▶ _Description of the task_:
For the material that follows, list every line containing the word "Number".

▶ _Data entries_:
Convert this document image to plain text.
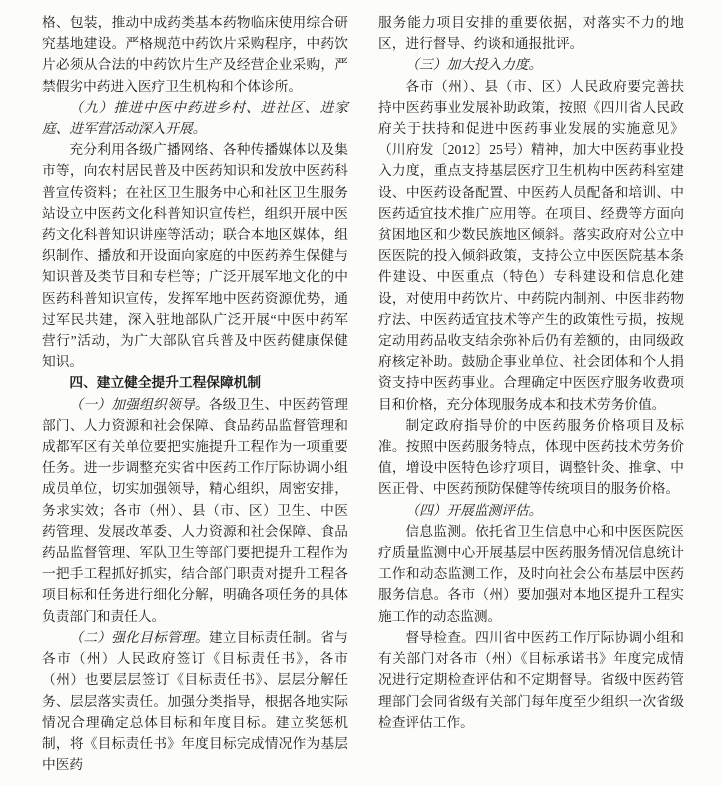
格、包装，推动中成药类基本药物临床使用综合研究基地建设。严格规范中药饮片采购程序，中药饮片必须从合法的中药饮片生产及经营企业采购，严禁假劣中药进入医疗卫生机构和个体诊所。

（九）推进中医中药进乡村、进社区、进家庭、进军营活动深入开展。

充分利用各级广播网络、各种传播媒体以及集市等，向农村居民普及中医药知识和发放中医药科普宣传资料；在社区卫生服务中心和社区卫生服务站设立中医药文化科普知识宣传栏，组织开展中医药文化科普知识讲座等活动；联合本地区媒体，组织制作、播放和开设面向家庭的中医药养生保健与知识普及类节目和专栏等；广泛开展军地文化的中医药科普知识宣传，发挥军地中医药资源优势，通过军民共建，深入驻地部队广泛开展“中医中药军营行”活动，为广大部队官兵普及中医药健康保健知识。

四、建立健全提升工程保障机制

（一）加强组织领导。各级卫生、中医药管理部门、人力资源和社会保障、食品药品监督管理和成都军区有关单位要把实施提升工程作为一项重要任务。进一步调整充实省中医药工作厅际协调小组成员单位，切实加强领导，精心组织，周密安排，务求实效；各市（州）、县（市、区）卫生、中医药管理、发展改革委、人力资源和社会保障、食品药品监督管理、军队卫生等部门要把提升工程作为一把手工程抓好抓实，结合部门职责对提升工程各项目标和任务进行细化分解，明确各项任务的具体负责部门和责任人。

（二）强化目标管理。建立目标责任制。省与各市（州）人民政府签订《目标责任书》，各市（州）也要层层签订《目标责任书》、层层分解任务、层层落实责任。加强分类指导，根据各地实际情况合理确定总体目标和年度目标。建立奖惩机制，将《目标责任书》年度目标完成情况作为基层中医药

服务能力项目安排的重要依据，对落实不力的地区，进行督导、约谈和通报批评。

（三）加大投入力度。

各市（州）、县（市、区）人民政府要完善扶持中医药事业发展补助政策，按照《四川省人民政府关于扶持和促进中医药事业发展的实施意见》（川府发〔2012〕25号）精神，加大中医药事业投入力度，重点支持基层医疗卫生机构中医药科室建设、中医药设备配置、中医药人员配备和培训、中医药适宜技术推广应用等。在项目、经费等方面向贫困地区和少数民族地区倾斜。落实政府对公立中医医院的投入倾斜政策，支持公立中医医院基本条件建设、中医重点（特色）专科建设和信息化建设，对使用中药饮片、中药院内制剂、中医非药物疗法、中医药适宜技术等产生的政策性亏损，按规定动用药品收支结余弥补后仍有差额的，由同级政府核定补助。鼓励企事业单位、社会团体和个人捐资支持中医药事业。合理确定中医医疗服务收费项目和价格，充分体现服务成本和技术劳务价值。

制定政府指导价的中医药服务价格项目及标准。按照中医药服务特点，体现中医药技术劳务价值，增设中医特色诊疗项目，调整针灸、推拿、中医正骨、中医药预防保健等传统项目的服务价格。

（四）开展监测评估。

信息监测。依托省卫生信息中心和中医医院医疗质量监测中心开展基层中医药服务情况信息统计工作和动态监测工作，及时向社会公布基层中医药服务信息。各市（州）要加强对本地区提升工程实施工作的动态监测。

督导检查。四川省中医药工作厅际协调小组和有关部门对各市（州）《目标承诺书》年度完成情况进行定期检查评估和不定期督导。省级中医药管理部门会同省级有关部门每年度至少组织一次省级检查评估工作。
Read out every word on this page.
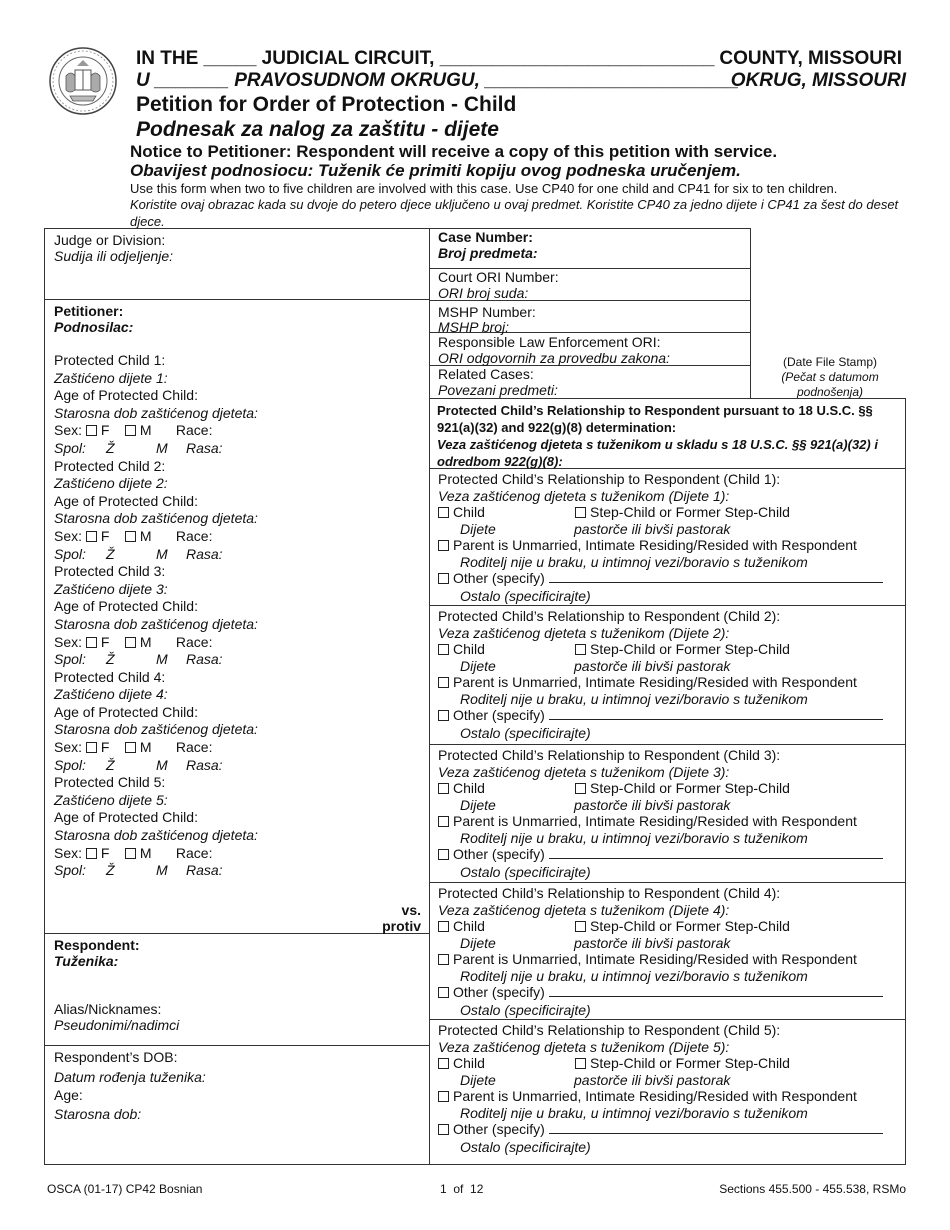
IN THE _____ JUDICIAL CIRCUIT, __________________________ COUNTY, MISSOURI
U _______ PRAVOSUDNOM OKRUGU, ________________________
OKRUG, MISSOURI
Petition for Order of Protection - Child
Podnesak za nalog za zaštitu - dijete
Notice to Petitioner: Respondent will receive a copy of this petition with service.
Obavijest podnosiocu: Tuženik će primiti kopiju ovog podneska uručenjem.
Use this form when two to five children are involved with this case. Use CP40 for one child and CP41 for six to ten children.
Koristite ovaj obrazac kada su dvoje do petero djece uključeno u ovaj predmet. Koristite CP40 za jedno dijete i CP41 za šest do deset djece.
Judge or Division:
Sudija ili odjeljenje:
Petitioner:
Podnosilac:
Protected Child 1:
Zaštićeno dijete 1:
Age of Protected Child:
Starosna dob zaštićenog djeteta:
Sex: F M Race:
Spol: Ž	M Rasa:
Protected Child 2:
Zaštićeno dijete 2:
Age of Protected Child:
Starosna dob zaštićenog djeteta:
Sex: F M Race:
Spol: Ž	M Rasa:
Protected Child 3:
Zaštićeno dijete 3:
Age of Protected Child:
Starosna dob zaštićenog djeteta:
Sex: F M Race:
Spol: Ž	M Rasa:
Protected Child 4:
Zaštićeno dijete 4:
Age of Protected Child:
Starosna dob zaštićenog djeteta:
Sex: F M Race:
Spol: Ž	M Rasa:
Protected Child 5:
Zaštićeno dijete 5:
Age of Protected Child:
Starosna dob zaštićenog djeteta:
Sex: F M Race:
Spol: Ž	M Rasa:
vs.
protiv
Respondent:
Tuženika:
Alias/Nicknames:
Pseudonimi/nadimci
Respondent’s DOB:
Datum rođenja tuženika:
Age:
Starosna dob:
Case Number:
Broj predmeta:
Court ORI Number:
ORI broj suda:
MSHP Number:
MSHP broj:
Responsible Law Enforcement ORI:
ORI odgovornih za provedbu zakona:
Related Cases:
Povezani predmeti:
(Date File Stamp)
(Pečat s datumom podnošenja)
Protected Child’s Relationship to Respondent pursuant to 18 U.S.C. §§ 921(a)(32) and 922(g)(8) determination:
Veza zaštićenog djeteta s tuženikom u skladu s 18 U.S.C. §§ 921(a)(32) i odredbom 922(g)(8):
Protected Child’s Relationship to Respondent (Child 1):
Veza zaštićenog djeteta s tuženikom (Dijete 1):
Child	Step-Child or Former Step-Child
Dijete	pastorče ili bivši pastorak
Parent is Unmarried, Intimate Residing/Resided with Respondent
Roditelj nije u braku, u intimnoj vezi/boravio s tuženikom
Other (specify)
Ostalo (specificirajte)
Protected Child’s Relationship to Respondent (Child 2):
Veza zaštićenog djeteta s tuženikom (Dijete 2):
Child	Step-Child or Former Step-Child
Dijete	pastorče ili bivši pastorak
Parent is Unmarried, Intimate Residing/Resided with Respondent
Roditelj nije u braku, u intimnoj vezi/boravio s tuženikom
Other (specify)
Ostalo (specificirajte)
Protected Child’s Relationship to Respondent (Child 3):
Veza zaštićenog djeteta s tuženikom (Dijete 3):
Child	Step-Child or Former Step-Child
Dijete	pastorče ili bivši pastorak
Parent is Unmarried, Intimate Residing/Resided with Respondent
Roditelj nije u braku, u intimnoj vezi/boravio s tuženikom
Other (specify)
Ostalo (specificirajte)
Protected Child’s Relationship to Respondent (Child 4):
Veza zaštićenog djeteta s tuženikom (Dijete 4):
Child	Step-Child or Former Step-Child
Dijete	pastorče ili bivši pastorak
Parent is Unmarried, Intimate Residing/Resided with Respondent
Roditelj nije u braku, u intimnoj vezi/boravio s tuženikom
Other (specify)
Ostalo (specificirajte)
Protected Child’s Relationship to Respondent (Child 5):
Veza zaštićenog djeteta s tuženikom (Dijete 5):
Child	Step-Child or Former Step-Child
Dijete	pastorče ili bivši pastorak
Parent is Unmarried, Intimate Residing/Resided with Respondent
Roditelj nije u braku, u intimnoj vezi/boravio s tuženikom
Other (specify)
Ostalo (specificirajte)
OSCA (01-17) CP42 Bosnian	1  of  12	Sections 455.500 - 455.538, RSMo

▶ _Task response_:
Case Number:
Court ORI Number:
MSHP Number:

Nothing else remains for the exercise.